Figure content listings:
────────────────────
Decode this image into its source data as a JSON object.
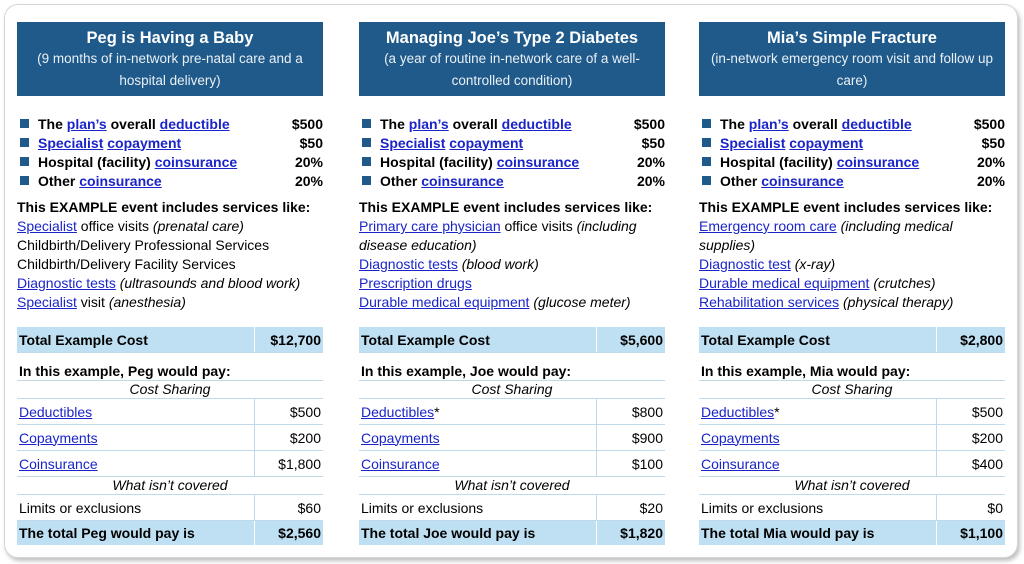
{
  "columns": [
    {
      "title": "Peg is Having a Baby",
      "subtitle": "(9 months of in-network pre-natal care and a hospital delivery)",
      "params": [
        {
          "pre": "The ",
          "link1": "plan’s",
          "mid": " overall ",
          "link2": "deductible",
          "value": "$500"
        },
        {
          "pre": "",
          "link1": "Specialist",
          "mid": " ",
          "link2": "copayment",
          "value": "$50"
        },
        {
          "pre": "Hospital (facility) ",
          "link1": "",
          "mid": "",
          "link2": "coinsurance",
          "value": "20%"
        },
        {
          "pre": "Other ",
          "link1": "",
          "mid": "",
          "link2": "coinsurance",
          "value": "20%"
        }
      ],
      "services_heading": "This EXAMPLE event includes services like:",
      "services": [
        {
          "link": "Specialist",
          "text": " office visits ",
          "note": "(prenatal care)"
        },
        {
          "link": "",
          "text": "Childbirth/Delivery Professional Services",
          "note": ""
        },
        {
          "link": "",
          "text": "Childbirth/Delivery Facility Services",
          "note": ""
        },
        {
          "link": "Diagnostic tests",
          "text": " ",
          "note": "(ultrasounds and blood work)"
        },
        {
          "link": "Specialist",
          "text": " visit ",
          "note": "(anesthesia)"
        }
      ],
      "total_label": "Total Example Cost",
      "total_value": "$12,700",
      "pay_heading": "In this example, Peg would pay:",
      "cost_sharing_label": "Cost Sharing",
      "cost_rows": [
        {
          "label": "Deductibles",
          "suffix": "",
          "value": "$500"
        },
        {
          "label": "Copayments",
          "suffix": "",
          "value": "$200"
        },
        {
          "label": "Coinsurance",
          "suffix": "",
          "value": "$1,800"
        }
      ],
      "not_covered_label": "What isn’t covered",
      "limits_label": "Limits or exclusions",
      "limits_value": "$60",
      "final_label": "The total Peg would pay is",
      "final_value": "$2,560"
    },
    {
      "title": "Managing Joe’s Type 2 Diabetes",
      "subtitle": "(a year of routine in-network care of a well-controlled condition)",
      "params": [
        {
          "pre": "The ",
          "link1": "plan’s",
          "mid": " overall ",
          "link2": "deductible",
          "value": "$500"
        },
        {
          "pre": "",
          "link1": "Specialist",
          "mid": " ",
          "link2": "copayment",
          "value": "$50"
        },
        {
          "pre": "Hospital (facility) ",
          "link1": "",
          "mid": "",
          "link2": "coinsurance",
          "value": "20%"
        },
        {
          "pre": "Other ",
          "link1": "",
          "mid": "",
          "link2": "coinsurance",
          "value": "20%"
        }
      ],
      "services_heading": "This EXAMPLE event includes services like:",
      "services": [
        {
          "link": "Primary care physician",
          "text": " office visits ",
          "note": "(including"
        },
        {
          "link": "",
          "text": "",
          "note": "disease education)"
        },
        {
          "link": "Diagnostic tests",
          "text": " ",
          "note": "(blood work)"
        },
        {
          "link": "Prescription drugs",
          "text": "",
          "note": ""
        },
        {
          "link": "Durable medical equipment",
          "text": " ",
          "note": "(glucose meter)"
        }
      ],
      "total_label": "Total Example Cost",
      "total_value": "$5,600",
      "pay_heading": "In this example, Joe would pay:",
      "cost_sharing_label": "Cost Sharing",
      "cost_rows": [
        {
          "label": "Deductibles",
          "suffix": "*",
          "value": "$800"
        },
        {
          "label": "Copayments",
          "suffix": "",
          "value": "$900"
        },
        {
          "label": "Coinsurance",
          "suffix": "",
          "value": "$100"
        }
      ],
      "not_covered_label": "What isn’t covered",
      "limits_label": "Limits or exclusions",
      "limits_value": "$20",
      "final_label": "The total Joe would pay is",
      "final_value": "$1,820"
    },
    {
      "title": "Mia’s Simple Fracture",
      "subtitle": "(in-network emergency room visit and follow up care)",
      "params": [
        {
          "pre": "The ",
          "link1": "plan’s",
          "mid": " overall ",
          "link2": "deductible",
          "value": "$500"
        },
        {
          "pre": "",
          "link1": "Specialist",
          "mid": " ",
          "link2": "copayment",
          "value": "$50"
        },
        {
          "pre": "Hospital (facility) ",
          "link1": "",
          "mid": "",
          "link2": "coinsurance",
          "value": "20%"
        },
        {
          "pre": "Other ",
          "link1": "",
          "mid": "",
          "link2": "coinsurance",
          "value": "20%"
        }
      ],
      "services_heading": "This EXAMPLE event includes services like:",
      "services": [
        {
          "link": "Emergency room care",
          "text": " ",
          "note": "(including medical"
        },
        {
          "link": "",
          "text": "",
          "note": "supplies)"
        },
        {
          "link": "Diagnostic test",
          "text": " ",
          "note": "(x-ray)"
        },
        {
          "link": "Durable medical equipment",
          "text": " ",
          "note": "(crutches)"
        },
        {
          "link": "Rehabilitation services",
          "text": " ",
          "note": "(physical therapy)"
        }
      ],
      "total_label": "Total Example Cost",
      "total_value": "$2,800",
      "pay_heading": "In this example, Mia would pay:",
      "cost_sharing_label": "Cost Sharing",
      "cost_rows": [
        {
          "label": "Deductibles",
          "suffix": "*",
          "value": "$500"
        },
        {
          "label": "Copayments",
          "suffix": "",
          "value": "$200"
        },
        {
          "label": "Coinsurance",
          "suffix": "",
          "value": "$400"
        }
      ],
      "not_covered_label": "What isn’t covered",
      "limits_label": "Limits or exclusions",
      "limits_value": "$0",
      "final_label": "The total Mia would pay is",
      "final_value": "$1,100"
    }
  ],
  "colors": {
    "header_bg": "#1f5a8a",
    "total_bg": "#bfe0f2",
    "link": "#1a24c8",
    "grid": "#bfd9ea"
  }
}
────────────────────
**Task requirements**
Repeat the records above verbatim, with no pictures in the result.

**Solution below**
Decode this image into its source data as a JSON object.
{
  "columns": [
    {
      "title": "Peg is Having a Baby",
      "subtitle": "(9 months of in-network pre-natal care and a hospital delivery)",
      "params": [
        {
          "pre": "The ",
          "link1": "plan’s",
          "mid": " overall ",
          "link2": "deductible",
          "value": "$500"
        },
        {
          "pre": "",
          "link1": "Specialist",
          "mid": " ",
          "link2": "copayment",
          "value": "$50"
        },
        {
          "pre": "Hospital (facility) ",
          "link1": "",
          "mid": "",
          "link2": "coinsurance",
          "value": "20%"
        },
        {
          "pre": "Other ",
          "link1": "",
          "mid": "",
          "link2": "coinsurance",
          "value": "20%"
        }
      ],
      "services_heading": "This EXAMPLE event includes services like:",
      "services": [
        {
          "link": "Specialist",
          "text": " office visits ",
          "note": "(prenatal care)"
        },
        {
          "link": "",
          "text": "Childbirth/Delivery Professional Services",
          "note": ""
        },
        {
          "link": "",
          "text": "Childbirth/Delivery Facility Services",
          "note": ""
        },
        {
          "link": "Diagnostic tests",
          "text": " ",
          "note": "(ultrasounds and blood work)"
        },
        {
          "link": "Specialist",
          "text": " visit ",
          "note": "(anesthesia)"
        }
      ],
      "total_label": "Total Example Cost",
      "total_value": "$12,700",
      "pay_heading": "In this example, Peg would pay:",
      "cost_sharing_label": "Cost Sharing",
      "cost_rows": [
        {
          "label": "Deductibles",
          "suffix": "",
          "value": "$500"
        },
        {
          "label": "Copayments",
          "suffix": "",
          "value": "$200"
        },
        {
          "label": "Coinsurance",
          "suffix": "",
          "value": "$1,800"
        }
      ],
      "not_covered_label": "What isn’t covered",
      "limits_label": "Limits or exclusions",
      "limits_value": "$60",
      "final_label": "The total Peg would pay is",
      "final_value": "$2,560"
    },
    {
      "title": "Managing Joe’s Type 2 Diabetes",
      "subtitle": "(a year of routine in-network care of a well-controlled condition)",
      "params": [
        {
          "pre": "The ",
          "link1": "plan’s",
          "mid": " overall ",
          "link2": "deductible",
          "value": "$500"
        },
        {
          "pre": "",
          "link1": "Specialist",
          "mid": " ",
          "link2": "copayment",
          "value": "$50"
        },
        {
          "pre": "Hospital (facility) ",
          "link1": "",
          "mid": "",
          "link2": "coinsurance",
          "value": "20%"
        },
        {
          "pre": "Other ",
          "link1": "",
          "mid": "",
          "link2": "coinsurance",
          "value": "20%"
        }
      ],
      "services_heading": "This EXAMPLE event includes services like:",
      "services": [
        {
          "link": "Primary care physician",
          "text": " office visits ",
          "note": "(including"
        },
        {
          "link": "",
          "text": "",
          "note": "disease education)"
        },
        {
          "link": "Diagnostic tests",
          "text": " ",
          "note": "(blood work)"
        },
        {
          "link": "Prescription drugs",
          "text": "",
          "note": ""
        },
        {
          "link": "Durable medical equipment",
          "text": " ",
          "note": "(glucose meter)"
        }
      ],
      "total_label": "Total Example Cost",
      "total_value": "$5,600",
      "pay_heading": "In this example, Joe would pay:",
      "cost_sharing_label": "Cost Sharing",
      "cost_rows": [
        {
          "label": "Deductibles",
          "suffix": "*",
          "value": "$800"
        },
        {
          "label": "Copayments",
          "suffix": "",
          "value": "$900"
        },
        {
          "label": "Coinsurance",
          "suffix": "",
          "value": "$100"
        }
      ],
      "not_covered_label": "What isn’t covered",
      "limits_label": "Limits or exclusions",
      "limits_value": "$20",
      "final_label": "The total Joe would pay is",
      "final_value": "$1,820"
    },
    {
      "title": "Mia’s Simple Fracture",
      "subtitle": "(in-network emergency room visit and follow up care)",
      "params": [
        {
          "pre": "The ",
          "link1": "plan’s",
          "mid": " overall ",
          "link2": "deductible",
          "value": "$500"
        },
        {
          "pre": "",
          "link1": "Specialist",
          "mid": " ",
          "link2": "copayment",
          "value": "$50"
        },
        {
          "pre": "Hospital (facility) ",
          "link1": "",
          "mid": "",
          "link2": "coinsurance",
          "value": "20%"
        },
        {
          "pre": "Other ",
          "link1": "",
          "mid": "",
          "link2": "coinsurance",
          "value": "20%"
        }
      ],
      "services_heading": "This EXAMPLE event includes services like:",
      "services": [
        {
          "link": "Emergency room care",
          "text": " ",
          "note": "(including medical"
        },
        {
          "link": "",
          "text": "",
          "note": "supplies)"
        },
        {
          "link": "Diagnostic test",
          "text": " ",
          "note": "(x-ray)"
        },
        {
          "link": "Durable medical equipment",
          "text": " ",
          "note": "(crutches)"
        },
        {
          "link": "Rehabilitation services",
          "text": " ",
          "note": "(physical therapy)"
        }
      ],
      "total_label": "Total Example Cost",
      "total_value": "$2,800",
      "pay_heading": "In this example, Mia would pay:",
      "cost_sharing_label": "Cost Sharing",
      "cost_rows": [
        {
          "label": "Deductibles",
          "suffix": "*",
          "value": "$500"
        },
        {
          "label": "Copayments",
          "suffix": "",
          "value": "$200"
        },
        {
          "label": "Coinsurance",
          "suffix": "",
          "value": "$400"
        }
      ],
      "not_covered_label": "What isn’t covered",
      "limits_label": "Limits or exclusions",
      "limits_value": "$0",
      "final_label": "The total Mia would pay is",
      "final_value": "$1,100"
    }
  ],
  "colors": {
    "header_bg": "#1f5a8a",
    "total_bg": "#bfe0f2",
    "link": "#1a24c8",
    "grid": "#bfd9ea"
  }
}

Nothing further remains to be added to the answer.